[Stored data]
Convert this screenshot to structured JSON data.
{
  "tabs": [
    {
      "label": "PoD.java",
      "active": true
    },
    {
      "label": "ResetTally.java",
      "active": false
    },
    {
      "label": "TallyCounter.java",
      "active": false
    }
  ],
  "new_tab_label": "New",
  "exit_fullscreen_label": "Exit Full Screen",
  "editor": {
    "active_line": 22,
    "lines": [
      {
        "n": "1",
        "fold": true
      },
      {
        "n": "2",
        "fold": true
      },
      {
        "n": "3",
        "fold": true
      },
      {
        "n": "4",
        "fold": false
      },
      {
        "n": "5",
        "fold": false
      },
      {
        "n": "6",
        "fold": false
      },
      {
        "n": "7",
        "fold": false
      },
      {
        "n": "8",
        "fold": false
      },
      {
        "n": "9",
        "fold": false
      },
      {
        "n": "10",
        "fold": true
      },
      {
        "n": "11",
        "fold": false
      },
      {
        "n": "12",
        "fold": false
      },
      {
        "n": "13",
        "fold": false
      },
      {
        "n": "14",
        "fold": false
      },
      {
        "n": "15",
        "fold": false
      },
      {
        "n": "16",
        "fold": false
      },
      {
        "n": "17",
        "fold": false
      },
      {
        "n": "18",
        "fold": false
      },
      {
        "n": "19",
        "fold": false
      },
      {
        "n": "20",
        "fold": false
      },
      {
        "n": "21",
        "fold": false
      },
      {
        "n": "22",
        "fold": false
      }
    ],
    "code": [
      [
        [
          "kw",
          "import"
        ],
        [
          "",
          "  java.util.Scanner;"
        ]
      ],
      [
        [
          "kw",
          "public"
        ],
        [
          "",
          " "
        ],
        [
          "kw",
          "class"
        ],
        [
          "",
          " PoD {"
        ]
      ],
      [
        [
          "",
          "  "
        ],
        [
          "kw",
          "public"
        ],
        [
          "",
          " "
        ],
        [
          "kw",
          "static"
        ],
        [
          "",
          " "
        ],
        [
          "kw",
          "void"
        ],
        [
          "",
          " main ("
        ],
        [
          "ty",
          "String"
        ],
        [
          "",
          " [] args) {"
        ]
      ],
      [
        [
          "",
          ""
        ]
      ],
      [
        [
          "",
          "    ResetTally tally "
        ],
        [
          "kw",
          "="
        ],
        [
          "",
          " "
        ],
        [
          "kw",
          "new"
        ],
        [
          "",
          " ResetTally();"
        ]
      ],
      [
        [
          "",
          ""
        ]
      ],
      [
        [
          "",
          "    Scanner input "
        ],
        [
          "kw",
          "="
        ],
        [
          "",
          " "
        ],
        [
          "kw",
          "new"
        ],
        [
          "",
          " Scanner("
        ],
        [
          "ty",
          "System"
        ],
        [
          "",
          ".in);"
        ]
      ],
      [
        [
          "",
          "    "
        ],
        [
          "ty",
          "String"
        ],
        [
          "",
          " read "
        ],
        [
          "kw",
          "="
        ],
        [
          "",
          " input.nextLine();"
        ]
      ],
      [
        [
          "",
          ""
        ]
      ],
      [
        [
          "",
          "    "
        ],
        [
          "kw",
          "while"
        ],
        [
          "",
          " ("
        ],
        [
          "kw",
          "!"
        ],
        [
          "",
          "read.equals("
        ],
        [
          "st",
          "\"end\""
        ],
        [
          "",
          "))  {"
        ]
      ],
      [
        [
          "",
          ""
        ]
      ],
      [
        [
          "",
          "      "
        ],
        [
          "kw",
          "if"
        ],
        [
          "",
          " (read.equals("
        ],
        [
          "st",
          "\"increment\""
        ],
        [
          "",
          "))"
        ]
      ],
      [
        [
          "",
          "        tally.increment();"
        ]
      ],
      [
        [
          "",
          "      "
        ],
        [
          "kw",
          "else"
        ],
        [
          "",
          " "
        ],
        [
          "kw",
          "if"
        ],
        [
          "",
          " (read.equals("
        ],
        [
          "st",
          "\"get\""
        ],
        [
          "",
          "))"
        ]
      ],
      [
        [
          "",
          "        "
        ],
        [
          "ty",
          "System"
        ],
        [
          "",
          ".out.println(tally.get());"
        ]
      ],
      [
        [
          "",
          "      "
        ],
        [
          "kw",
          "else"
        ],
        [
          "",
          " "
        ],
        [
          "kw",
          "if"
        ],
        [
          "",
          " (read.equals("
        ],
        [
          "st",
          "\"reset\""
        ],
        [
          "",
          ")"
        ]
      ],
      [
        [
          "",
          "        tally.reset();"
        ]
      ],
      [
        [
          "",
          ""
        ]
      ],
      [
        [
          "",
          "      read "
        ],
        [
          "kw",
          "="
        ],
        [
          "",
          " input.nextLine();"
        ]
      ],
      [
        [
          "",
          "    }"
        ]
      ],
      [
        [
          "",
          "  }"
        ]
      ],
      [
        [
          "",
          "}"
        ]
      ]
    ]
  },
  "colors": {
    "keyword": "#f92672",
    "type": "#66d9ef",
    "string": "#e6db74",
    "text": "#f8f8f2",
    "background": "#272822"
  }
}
...
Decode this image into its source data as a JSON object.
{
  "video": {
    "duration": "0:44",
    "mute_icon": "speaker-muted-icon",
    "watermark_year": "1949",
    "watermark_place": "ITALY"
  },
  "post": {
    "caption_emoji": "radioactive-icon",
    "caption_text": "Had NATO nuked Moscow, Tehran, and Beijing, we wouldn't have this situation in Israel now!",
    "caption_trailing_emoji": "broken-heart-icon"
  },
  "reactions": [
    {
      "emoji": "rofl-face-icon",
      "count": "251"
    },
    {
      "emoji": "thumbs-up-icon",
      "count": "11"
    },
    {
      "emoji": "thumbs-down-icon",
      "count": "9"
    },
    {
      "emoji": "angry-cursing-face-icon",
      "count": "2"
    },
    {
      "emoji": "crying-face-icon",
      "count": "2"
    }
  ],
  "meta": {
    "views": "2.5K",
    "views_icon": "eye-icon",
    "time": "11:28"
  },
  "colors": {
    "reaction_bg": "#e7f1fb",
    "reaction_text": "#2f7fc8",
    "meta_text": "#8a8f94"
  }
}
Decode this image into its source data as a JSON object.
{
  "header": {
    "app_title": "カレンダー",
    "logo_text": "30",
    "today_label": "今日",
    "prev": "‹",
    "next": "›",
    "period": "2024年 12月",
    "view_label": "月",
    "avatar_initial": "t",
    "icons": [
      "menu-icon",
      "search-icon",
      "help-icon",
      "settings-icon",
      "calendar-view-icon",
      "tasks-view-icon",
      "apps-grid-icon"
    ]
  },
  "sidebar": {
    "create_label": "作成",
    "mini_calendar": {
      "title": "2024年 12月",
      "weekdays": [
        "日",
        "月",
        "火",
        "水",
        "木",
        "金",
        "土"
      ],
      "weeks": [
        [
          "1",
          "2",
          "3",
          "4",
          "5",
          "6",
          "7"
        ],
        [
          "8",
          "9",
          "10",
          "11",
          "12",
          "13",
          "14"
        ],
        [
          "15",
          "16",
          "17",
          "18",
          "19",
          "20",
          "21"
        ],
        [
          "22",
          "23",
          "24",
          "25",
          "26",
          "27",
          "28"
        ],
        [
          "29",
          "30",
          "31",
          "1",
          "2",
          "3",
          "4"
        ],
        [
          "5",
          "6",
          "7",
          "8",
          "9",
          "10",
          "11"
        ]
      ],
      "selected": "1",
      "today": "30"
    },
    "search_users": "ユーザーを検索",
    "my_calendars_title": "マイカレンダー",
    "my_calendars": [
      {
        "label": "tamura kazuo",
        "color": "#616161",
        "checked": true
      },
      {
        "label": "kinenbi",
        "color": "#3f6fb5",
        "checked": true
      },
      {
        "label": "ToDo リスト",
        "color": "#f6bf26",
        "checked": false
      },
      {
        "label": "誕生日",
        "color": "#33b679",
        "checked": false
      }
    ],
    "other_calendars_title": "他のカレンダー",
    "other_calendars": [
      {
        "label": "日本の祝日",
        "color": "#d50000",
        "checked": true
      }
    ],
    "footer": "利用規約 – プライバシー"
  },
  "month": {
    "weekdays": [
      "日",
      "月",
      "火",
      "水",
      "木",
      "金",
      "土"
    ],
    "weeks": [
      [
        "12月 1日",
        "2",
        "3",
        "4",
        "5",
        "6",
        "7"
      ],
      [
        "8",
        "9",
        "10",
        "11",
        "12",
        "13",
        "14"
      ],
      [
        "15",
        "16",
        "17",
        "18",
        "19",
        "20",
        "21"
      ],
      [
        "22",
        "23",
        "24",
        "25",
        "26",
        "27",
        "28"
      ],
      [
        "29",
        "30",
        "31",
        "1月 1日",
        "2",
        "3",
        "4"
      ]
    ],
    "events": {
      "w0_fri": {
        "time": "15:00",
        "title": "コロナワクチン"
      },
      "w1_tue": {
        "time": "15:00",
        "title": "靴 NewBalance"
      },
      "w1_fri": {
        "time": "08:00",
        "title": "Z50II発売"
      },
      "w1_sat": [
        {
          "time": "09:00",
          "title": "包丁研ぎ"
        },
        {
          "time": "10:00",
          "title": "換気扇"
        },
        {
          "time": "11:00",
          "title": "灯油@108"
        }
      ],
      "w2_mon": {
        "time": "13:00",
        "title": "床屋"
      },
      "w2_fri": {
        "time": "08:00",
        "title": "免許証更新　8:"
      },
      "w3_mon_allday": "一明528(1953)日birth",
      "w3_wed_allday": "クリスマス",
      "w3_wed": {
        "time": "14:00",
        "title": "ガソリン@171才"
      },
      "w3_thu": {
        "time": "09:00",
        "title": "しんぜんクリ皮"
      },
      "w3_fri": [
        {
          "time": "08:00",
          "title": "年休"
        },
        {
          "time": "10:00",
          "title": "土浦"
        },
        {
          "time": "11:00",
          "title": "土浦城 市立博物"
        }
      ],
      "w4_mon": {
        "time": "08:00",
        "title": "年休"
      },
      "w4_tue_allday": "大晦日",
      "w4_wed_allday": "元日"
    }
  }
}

• EXERCISE OBJECTIVE:
Locate the string "thumbs" in the listing above and copy every line where it occurs.

• TASK RESPONSE:
      "emoji": "thumbs-up-icon",
      "emoji": "thumbs-down-icon",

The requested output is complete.